What the task requires =>
Extract every record, keeping each one exactly as it is.

:: Supplied material ::

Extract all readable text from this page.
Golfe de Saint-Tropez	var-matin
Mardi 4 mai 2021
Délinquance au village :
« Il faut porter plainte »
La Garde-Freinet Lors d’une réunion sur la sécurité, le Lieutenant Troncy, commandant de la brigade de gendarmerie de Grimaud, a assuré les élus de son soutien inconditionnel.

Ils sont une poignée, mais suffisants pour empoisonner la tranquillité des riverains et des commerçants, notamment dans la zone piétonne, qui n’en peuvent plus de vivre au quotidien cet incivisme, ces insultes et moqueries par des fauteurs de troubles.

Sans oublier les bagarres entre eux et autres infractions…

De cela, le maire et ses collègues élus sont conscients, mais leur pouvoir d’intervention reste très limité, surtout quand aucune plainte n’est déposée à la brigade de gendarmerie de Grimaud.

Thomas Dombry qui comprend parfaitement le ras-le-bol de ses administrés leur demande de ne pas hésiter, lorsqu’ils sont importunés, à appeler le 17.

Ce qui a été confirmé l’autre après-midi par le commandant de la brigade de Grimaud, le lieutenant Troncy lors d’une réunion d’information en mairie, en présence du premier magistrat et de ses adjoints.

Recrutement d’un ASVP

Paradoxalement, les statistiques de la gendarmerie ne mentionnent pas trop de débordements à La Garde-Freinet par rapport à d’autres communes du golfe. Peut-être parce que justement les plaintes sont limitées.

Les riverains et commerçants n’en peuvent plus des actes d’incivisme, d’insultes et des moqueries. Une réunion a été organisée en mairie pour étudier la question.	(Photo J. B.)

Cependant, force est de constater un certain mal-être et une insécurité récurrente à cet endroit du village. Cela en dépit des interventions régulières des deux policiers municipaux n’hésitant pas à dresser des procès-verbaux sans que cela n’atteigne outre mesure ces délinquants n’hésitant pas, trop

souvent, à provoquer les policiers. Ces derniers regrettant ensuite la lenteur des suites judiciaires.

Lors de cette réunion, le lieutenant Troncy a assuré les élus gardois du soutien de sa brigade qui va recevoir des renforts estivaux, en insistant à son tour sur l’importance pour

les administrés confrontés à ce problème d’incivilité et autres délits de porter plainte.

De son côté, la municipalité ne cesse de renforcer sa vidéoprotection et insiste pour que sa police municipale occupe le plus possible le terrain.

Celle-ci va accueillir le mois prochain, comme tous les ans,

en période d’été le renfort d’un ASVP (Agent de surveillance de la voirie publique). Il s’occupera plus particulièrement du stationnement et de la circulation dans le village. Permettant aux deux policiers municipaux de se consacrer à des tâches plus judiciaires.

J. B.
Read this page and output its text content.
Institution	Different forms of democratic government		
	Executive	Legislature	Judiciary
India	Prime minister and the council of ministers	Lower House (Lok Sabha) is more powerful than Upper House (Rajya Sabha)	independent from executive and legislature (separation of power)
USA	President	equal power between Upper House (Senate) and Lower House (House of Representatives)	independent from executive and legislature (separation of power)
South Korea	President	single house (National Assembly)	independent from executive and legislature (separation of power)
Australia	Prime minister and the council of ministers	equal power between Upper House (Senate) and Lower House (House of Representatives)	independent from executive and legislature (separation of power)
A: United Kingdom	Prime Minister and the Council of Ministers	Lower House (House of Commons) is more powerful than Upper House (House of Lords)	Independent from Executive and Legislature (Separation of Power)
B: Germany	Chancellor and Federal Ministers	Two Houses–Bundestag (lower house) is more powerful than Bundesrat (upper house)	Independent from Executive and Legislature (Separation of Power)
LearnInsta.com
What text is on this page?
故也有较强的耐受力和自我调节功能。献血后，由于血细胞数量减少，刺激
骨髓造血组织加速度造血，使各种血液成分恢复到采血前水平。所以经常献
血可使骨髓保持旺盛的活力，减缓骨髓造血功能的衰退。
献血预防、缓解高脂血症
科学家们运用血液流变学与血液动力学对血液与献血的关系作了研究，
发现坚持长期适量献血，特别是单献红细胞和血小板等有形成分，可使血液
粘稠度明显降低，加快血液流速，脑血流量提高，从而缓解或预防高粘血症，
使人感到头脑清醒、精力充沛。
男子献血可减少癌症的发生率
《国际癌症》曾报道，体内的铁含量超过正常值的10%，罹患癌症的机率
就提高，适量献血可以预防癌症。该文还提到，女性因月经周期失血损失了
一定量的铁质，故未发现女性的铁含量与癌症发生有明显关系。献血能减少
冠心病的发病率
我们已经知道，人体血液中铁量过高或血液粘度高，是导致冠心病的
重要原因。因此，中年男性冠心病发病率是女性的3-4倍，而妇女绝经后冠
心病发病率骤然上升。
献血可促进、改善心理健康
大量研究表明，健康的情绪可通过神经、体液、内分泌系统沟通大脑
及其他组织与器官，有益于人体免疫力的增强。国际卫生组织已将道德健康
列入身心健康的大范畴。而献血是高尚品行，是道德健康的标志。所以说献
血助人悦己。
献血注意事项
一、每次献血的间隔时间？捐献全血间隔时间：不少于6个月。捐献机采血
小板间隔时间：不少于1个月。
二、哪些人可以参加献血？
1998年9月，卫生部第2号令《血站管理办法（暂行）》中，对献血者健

:::

Solution to the exercise =>
Extract all readable text from this page.
Golfe de Saint-Tropez	var-matin
Mardi 4 mai 2021
Délinquance au village :
« Il faut porter plainte »
La Garde-Freinet Lors d’une réunion sur la sécurité, le Lieutenant Troncy, commandant de la brigade de gendarmerie de Grimaud, a assuré les élus de son soutien inconditionnel.

Ils sont une poignée, mais suffisants pour empoisonner la tranquillité des riverains et des commerçants, notamment dans la zone piétonne, qui n’en peuvent plus de vivre au quotidien cet incivisme, ces insultes et moqueries par des fauteurs de troubles.

Sans oublier les bagarres entre eux et autres infractions…

De cela, le maire et ses collègues élus sont conscients, mais leur pouvoir d’intervention reste très limité, surtout quand aucune plainte n’est déposée à la brigade de gendarmerie de Grimaud.

Thomas Dombry qui comprend parfaitement le ras-le-bol de ses administrés leur demande de ne pas hésiter, lorsqu’ils sont importunés, à appeler le 17.

Ce qui a été confirmé l’autre après-midi par le commandant de la brigade de Grimaud, le lieutenant Troncy lors d’une réunion d’information en mairie, en présence du premier magistrat et de ses adjoints.

Recrutement d’un ASVP

Paradoxalement, les statistiques de la gendarmerie ne mentionnent pas trop de débordements à La Garde-Freinet par rapport à d’autres communes du golfe. Peut-être parce que justement les plaintes sont limitées.

Les riverains et commerçants n’en peuvent plus des actes d’incivisme, d’insultes et des moqueries. Une réunion a été organisée en mairie pour étudier la question.	(Photo J. B.)

Cependant, force est de constater un certain mal-être et une insécurité récurrente à cet endroit du village. Cela en dépit des interventions régulières des deux policiers municipaux n’hésitant pas à dresser des procès-verbaux sans que cela n’atteigne outre mesure ces délinquants n’hésitant pas, trop

souvent, à provoquer les policiers. Ces derniers regrettant ensuite la lenteur des suites judiciaires.

Lors de cette réunion, le lieutenant Troncy a assuré les élus gardois du soutien de sa brigade qui va recevoir des renforts estivaux, en insistant à son tour sur l’importance pour

les administrés confrontés à ce problème d’incivilité et autres délits de porter plainte.

De son côté, la municipalité ne cesse de renforcer sa vidéoprotection et insiste pour que sa police municipale occupe le plus possible le terrain.

Celle-ci va accueillir le mois prochain, comme tous les ans,

en période d’été le renfort d’un ASVP (Agent de surveillance de la voirie publique). Il s’occupera plus particulièrement du stationnement et de la circulation dans le village. Permettant aux deux policiers municipaux de se consacrer à des tâches plus judiciaires.

J. B.
Read this page and output its text content.
Institution	Different forms of democratic government		
	Executive	Legislature	Judiciary
India	Prime minister and the council of ministers	Lower House (Lok Sabha) is more powerful than Upper House (Rajya Sabha)	independent from executive and legislature (separation of power)
USA	President	equal power between Upper House (Senate) and Lower House (House of Representatives)	independent from executive and legislature (separation of power)
South Korea	President	single house (National Assembly)	independent from executive and legislature (separation of power)
Australia	Prime minister and the council of ministers	equal power between Upper House (Senate) and Lower House (House of Representatives)	independent from executive and legislature (separation of power)
A: United Kingdom	Prime Minister and the Council of Ministers	Lower House (House of Commons) is more powerful than Upper House (House of Lords)	Independent from Executive and Legislature (Separation of Power)
B: Germany	Chancellor and Federal Ministers	Two Houses–Bundestag (lower house) is more powerful than Bundesrat (upper house)	Independent from Executive and Legislature (Separation of Power)
LearnInsta.com
What text is on this page?
故也有较强的耐受力和自我调节功能。献血后，由于血细胞数量减少，刺激
骨髓造血组织加速度造血，使各种血液成分恢复到采血前水平。所以经常献
血可使骨髓保持旺盛的活力，减缓骨髓造血功能的衰退。
献血预防、缓解高脂血症
科学家们运用血液流变学与血液动力学对血液与献血的关系作了研究，
发现坚持长期适量献血，特别是单献红细胞和血小板等有形成分，可使血液
粘稠度明显降低，加快血液流速，脑血流量提高，从而缓解或预防高粘血症，
使人感到头脑清醒、精力充沛。
男子献血可减少癌症的发生率
《国际癌症》曾报道，体内的铁含量超过正常值的10%，罹患癌症的机率
就提高，适量献血可以预防癌症。该文还提到，女性因月经周期失血损失了
一定量的铁质，故未发现女性的铁含量与癌症发生有明显关系。献血能减少
冠心病的发病率
我们已经知道，人体血液中铁量过高或血液粘度高，是导致冠心病的
重要原因。因此，中年男性冠心病发病率是女性的3-4倍，而妇女绝经后冠
心病发病率骤然上升。
献血可促进、改善心理健康
大量研究表明，健康的情绪可通过神经、体液、内分泌系统沟通大脑
及其他组织与器官，有益于人体免疫力的增强。国际卫生组织已将道德健康
列入身心健康的大范畴。而献血是高尚品行，是道德健康的标志。所以说献
血助人悦己。
献血注意事项
一、每次献血的间隔时间？捐献全血间隔时间：不少于6个月。捐献机采血
小板间隔时间：不少于1个月。
二、哪些人可以参加献血？
1998年9月，卫生部第2号令《血站管理办法（暂行）》中，对献血者健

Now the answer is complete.